• AIM:
Pull out every line from the listing that has the word "color".

• RECORDS FOR THIS TASK:
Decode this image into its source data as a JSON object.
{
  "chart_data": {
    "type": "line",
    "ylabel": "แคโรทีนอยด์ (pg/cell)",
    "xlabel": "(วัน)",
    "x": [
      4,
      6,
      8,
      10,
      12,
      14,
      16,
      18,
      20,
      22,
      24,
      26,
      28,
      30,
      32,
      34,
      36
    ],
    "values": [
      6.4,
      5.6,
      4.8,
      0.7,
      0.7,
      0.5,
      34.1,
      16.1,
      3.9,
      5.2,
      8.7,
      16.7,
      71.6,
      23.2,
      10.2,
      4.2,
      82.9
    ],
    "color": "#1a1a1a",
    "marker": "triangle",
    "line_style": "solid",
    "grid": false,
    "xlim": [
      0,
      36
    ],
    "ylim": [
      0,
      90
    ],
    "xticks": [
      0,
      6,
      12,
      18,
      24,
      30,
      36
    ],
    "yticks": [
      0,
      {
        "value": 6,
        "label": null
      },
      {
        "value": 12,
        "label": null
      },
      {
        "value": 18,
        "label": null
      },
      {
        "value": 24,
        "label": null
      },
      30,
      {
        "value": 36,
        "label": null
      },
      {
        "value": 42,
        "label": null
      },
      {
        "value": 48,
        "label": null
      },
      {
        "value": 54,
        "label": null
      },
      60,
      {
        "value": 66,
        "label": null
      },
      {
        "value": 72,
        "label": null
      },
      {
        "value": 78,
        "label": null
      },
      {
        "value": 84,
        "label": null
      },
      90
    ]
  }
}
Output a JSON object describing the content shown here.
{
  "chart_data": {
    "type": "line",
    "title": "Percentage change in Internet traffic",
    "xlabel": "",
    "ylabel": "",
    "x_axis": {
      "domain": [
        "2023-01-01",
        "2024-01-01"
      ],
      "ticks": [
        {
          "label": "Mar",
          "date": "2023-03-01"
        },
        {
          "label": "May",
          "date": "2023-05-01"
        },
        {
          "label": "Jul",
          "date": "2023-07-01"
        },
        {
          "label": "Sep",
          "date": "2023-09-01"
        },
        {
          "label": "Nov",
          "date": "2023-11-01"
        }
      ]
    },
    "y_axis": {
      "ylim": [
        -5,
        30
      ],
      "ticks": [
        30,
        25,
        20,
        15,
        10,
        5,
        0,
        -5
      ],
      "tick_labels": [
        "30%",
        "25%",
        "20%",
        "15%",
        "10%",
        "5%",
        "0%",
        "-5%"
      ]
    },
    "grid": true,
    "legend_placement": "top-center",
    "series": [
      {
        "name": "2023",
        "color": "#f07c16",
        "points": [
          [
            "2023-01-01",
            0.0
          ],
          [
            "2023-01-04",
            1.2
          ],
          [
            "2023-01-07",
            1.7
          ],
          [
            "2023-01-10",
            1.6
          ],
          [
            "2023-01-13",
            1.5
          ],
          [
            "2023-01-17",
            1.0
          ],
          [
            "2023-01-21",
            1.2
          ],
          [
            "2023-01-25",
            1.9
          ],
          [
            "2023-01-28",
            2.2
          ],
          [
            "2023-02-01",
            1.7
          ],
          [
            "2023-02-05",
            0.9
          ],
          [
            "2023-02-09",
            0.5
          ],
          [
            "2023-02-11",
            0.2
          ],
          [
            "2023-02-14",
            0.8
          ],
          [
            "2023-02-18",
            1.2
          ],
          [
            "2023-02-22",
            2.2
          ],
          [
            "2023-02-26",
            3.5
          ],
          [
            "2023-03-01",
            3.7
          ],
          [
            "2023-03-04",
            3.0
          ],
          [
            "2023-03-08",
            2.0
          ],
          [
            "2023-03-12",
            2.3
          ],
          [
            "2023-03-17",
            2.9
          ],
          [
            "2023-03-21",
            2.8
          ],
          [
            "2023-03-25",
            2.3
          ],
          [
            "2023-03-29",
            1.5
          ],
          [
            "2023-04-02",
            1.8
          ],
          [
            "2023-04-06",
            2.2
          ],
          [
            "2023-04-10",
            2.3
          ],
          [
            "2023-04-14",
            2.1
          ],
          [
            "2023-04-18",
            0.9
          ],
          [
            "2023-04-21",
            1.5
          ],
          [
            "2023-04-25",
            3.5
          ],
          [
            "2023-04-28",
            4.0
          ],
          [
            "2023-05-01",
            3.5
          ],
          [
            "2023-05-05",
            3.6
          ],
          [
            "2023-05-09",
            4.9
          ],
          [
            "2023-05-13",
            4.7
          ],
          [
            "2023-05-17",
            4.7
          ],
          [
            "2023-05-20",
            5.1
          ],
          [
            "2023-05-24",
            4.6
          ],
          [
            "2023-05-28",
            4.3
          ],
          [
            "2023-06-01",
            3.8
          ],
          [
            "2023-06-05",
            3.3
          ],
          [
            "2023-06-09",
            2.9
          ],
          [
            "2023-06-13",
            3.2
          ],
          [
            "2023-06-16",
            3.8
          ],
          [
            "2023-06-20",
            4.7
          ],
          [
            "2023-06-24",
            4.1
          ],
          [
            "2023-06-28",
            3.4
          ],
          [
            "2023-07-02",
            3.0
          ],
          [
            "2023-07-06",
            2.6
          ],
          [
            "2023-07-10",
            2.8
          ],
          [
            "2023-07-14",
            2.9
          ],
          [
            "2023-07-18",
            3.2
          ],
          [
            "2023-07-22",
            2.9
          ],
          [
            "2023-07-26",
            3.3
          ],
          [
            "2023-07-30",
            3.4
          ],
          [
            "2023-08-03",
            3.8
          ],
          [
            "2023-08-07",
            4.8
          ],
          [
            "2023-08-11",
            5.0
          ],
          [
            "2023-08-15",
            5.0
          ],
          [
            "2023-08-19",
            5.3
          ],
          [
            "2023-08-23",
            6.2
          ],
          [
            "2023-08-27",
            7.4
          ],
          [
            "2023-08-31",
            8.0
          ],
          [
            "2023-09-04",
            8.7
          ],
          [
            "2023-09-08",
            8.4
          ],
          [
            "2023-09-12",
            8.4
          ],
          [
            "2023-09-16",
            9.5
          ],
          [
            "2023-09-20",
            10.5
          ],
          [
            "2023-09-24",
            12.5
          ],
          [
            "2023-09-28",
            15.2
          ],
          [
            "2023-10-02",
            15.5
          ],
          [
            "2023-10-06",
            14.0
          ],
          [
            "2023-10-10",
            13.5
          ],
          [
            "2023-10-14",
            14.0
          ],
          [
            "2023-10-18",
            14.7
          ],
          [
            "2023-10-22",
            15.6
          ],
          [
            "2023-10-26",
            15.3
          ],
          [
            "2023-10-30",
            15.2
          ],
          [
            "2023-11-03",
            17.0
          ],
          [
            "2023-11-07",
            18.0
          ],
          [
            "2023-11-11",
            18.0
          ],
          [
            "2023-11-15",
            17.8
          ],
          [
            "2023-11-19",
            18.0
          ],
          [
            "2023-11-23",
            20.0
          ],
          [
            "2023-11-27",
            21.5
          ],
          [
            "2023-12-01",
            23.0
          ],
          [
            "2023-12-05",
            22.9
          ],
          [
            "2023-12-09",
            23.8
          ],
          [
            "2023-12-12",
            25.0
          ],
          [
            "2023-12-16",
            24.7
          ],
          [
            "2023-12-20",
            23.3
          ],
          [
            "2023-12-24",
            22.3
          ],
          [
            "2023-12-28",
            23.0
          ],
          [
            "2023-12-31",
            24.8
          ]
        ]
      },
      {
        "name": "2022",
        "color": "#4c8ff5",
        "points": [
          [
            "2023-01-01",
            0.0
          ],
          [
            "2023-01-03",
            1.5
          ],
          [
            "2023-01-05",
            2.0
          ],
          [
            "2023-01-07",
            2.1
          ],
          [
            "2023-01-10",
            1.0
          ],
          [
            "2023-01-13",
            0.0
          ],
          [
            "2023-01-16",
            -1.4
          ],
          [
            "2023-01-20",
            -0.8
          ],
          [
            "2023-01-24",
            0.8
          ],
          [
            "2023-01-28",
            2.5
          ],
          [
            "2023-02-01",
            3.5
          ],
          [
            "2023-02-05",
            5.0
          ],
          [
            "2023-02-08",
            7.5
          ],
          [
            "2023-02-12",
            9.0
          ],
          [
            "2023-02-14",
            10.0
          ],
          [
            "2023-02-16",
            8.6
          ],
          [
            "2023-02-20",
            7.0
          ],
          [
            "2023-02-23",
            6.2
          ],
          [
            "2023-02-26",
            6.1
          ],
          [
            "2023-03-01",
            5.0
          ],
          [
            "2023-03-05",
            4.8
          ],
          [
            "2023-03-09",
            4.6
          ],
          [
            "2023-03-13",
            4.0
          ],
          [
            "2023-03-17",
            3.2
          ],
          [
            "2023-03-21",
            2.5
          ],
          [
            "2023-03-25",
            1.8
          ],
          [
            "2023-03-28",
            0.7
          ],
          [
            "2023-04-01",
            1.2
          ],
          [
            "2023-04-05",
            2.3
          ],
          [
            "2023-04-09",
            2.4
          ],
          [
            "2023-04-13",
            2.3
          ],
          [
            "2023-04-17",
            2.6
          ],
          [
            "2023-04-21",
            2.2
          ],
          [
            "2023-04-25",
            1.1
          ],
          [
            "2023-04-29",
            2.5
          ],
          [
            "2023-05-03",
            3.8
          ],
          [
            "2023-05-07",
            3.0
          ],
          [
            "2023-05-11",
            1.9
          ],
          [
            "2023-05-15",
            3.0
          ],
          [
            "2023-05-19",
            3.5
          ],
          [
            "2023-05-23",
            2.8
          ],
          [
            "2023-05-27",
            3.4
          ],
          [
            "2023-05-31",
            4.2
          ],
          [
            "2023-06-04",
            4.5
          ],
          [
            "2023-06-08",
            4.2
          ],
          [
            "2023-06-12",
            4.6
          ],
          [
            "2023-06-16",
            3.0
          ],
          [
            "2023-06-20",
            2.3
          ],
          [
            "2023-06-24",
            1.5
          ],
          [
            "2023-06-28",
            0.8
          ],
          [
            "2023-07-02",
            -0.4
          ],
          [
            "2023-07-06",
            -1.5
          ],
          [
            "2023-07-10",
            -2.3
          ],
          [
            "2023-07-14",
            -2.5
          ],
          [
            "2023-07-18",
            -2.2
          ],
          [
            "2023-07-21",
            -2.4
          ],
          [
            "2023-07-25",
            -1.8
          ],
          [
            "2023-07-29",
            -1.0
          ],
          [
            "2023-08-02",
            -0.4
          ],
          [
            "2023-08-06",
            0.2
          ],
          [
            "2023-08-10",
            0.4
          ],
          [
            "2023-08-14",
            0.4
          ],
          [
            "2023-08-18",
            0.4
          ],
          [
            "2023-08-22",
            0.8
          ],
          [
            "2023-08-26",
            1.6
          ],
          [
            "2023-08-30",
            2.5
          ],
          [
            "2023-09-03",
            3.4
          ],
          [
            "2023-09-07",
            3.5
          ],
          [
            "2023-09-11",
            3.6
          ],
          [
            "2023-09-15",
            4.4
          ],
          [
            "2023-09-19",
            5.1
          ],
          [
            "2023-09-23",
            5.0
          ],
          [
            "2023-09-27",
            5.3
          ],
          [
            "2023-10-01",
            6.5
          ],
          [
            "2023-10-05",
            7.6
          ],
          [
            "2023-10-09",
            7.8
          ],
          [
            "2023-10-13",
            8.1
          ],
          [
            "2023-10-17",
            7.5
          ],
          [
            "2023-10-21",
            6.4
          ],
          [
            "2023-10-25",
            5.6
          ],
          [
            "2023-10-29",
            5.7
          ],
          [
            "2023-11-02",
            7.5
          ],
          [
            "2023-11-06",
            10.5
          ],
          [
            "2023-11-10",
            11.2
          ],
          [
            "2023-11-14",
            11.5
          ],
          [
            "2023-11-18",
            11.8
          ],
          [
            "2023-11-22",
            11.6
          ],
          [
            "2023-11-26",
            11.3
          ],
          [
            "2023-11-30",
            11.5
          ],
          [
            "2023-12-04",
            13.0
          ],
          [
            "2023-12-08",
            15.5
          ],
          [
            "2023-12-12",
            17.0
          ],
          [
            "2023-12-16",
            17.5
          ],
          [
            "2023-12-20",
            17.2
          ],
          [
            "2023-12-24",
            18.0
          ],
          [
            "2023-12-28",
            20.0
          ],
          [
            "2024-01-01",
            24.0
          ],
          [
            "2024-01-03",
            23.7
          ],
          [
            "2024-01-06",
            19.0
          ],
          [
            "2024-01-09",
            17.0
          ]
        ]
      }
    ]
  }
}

• FINAL RESULT:
    "color": "#1a1a1a",
        "color": "#f07c16",
        "color": "#4c8ff5",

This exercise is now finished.